[begin Given records]
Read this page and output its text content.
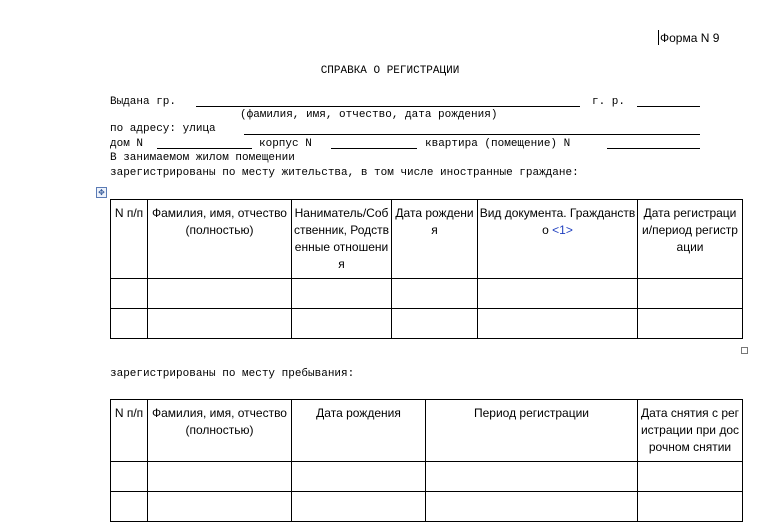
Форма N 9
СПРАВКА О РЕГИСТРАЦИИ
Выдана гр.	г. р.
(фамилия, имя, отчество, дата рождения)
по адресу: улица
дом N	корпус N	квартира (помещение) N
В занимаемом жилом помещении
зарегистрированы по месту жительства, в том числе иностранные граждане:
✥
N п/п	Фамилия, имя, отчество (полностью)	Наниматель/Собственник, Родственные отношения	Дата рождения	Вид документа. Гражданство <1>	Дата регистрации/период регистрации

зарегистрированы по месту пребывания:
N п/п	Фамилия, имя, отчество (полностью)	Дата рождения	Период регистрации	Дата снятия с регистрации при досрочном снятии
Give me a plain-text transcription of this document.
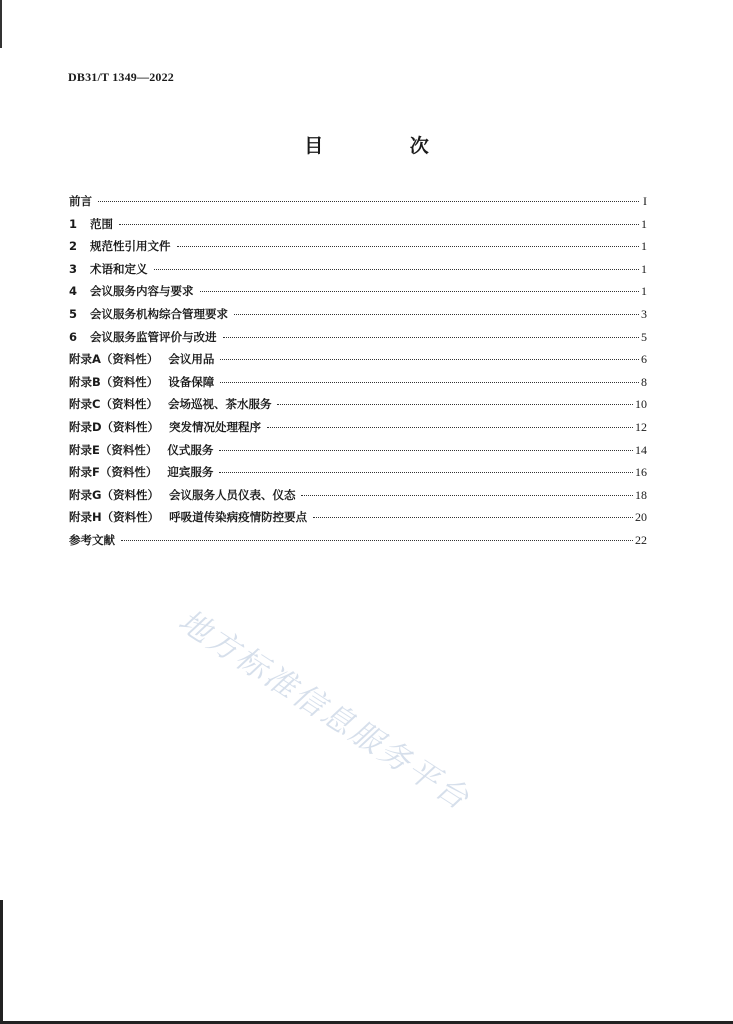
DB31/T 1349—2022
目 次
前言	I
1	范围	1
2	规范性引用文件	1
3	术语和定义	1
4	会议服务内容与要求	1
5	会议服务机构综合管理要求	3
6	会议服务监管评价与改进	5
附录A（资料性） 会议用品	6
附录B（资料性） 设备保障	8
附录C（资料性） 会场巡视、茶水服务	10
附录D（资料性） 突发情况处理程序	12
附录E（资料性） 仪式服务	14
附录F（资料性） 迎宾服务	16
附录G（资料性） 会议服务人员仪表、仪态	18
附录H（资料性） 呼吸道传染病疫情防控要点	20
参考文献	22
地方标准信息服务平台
[end Given records]
**Work to be completed:** Copy the data word for word. Pictures do not go in the copy.

**Exercise solution:**
Read this page and output its text content.
Форма N 9
СПРАВКА О РЕГИСТРАЦИИ
Выдана гр.	г. р.
(фамилия, имя, отчество, дата рождения)
по адресу: улица
дом N	корпус N	квартира (помещение) N
В занимаемом жилом помещении
зарегистрированы по месту жительства, в том числе иностранные граждане:
✥
N п/п	Фамилия, имя, отчество (полностью)	Наниматель/Собственник, Родственные отношения	Дата рождения	Вид документа. Гражданство <1>	Дата регистрации/период регистрации

зарегистрированы по месту пребывания:
N п/п	Фамилия, имя, отчество (полностью)	Дата рождения	Период регистрации	Дата снятия с регистрации при досрочном снятии
Give me a plain-text transcription of this document.
DB31/T 1349—2022
目 次
前言	I
1	范围	1
2	规范性引用文件	1
3	术语和定义	1
4	会议服务内容与要求	1
5	会议服务机构综合管理要求	3
6	会议服务监管评价与改进	5
附录A（资料性） 会议用品	6
附录B（资料性） 设备保障	8
附录C（资料性） 会场巡视、茶水服务	10
附录D（资料性） 突发情况处理程序	12
附录E（资料性） 仪式服务	14
附录F（资料性） 迎宾服务	16
附录G（资料性） 会议服务人员仪表、仪态	18
附录H（资料性） 呼吸道传染病疫情防控要点	20
参考文献	22
地方标准信息服务平台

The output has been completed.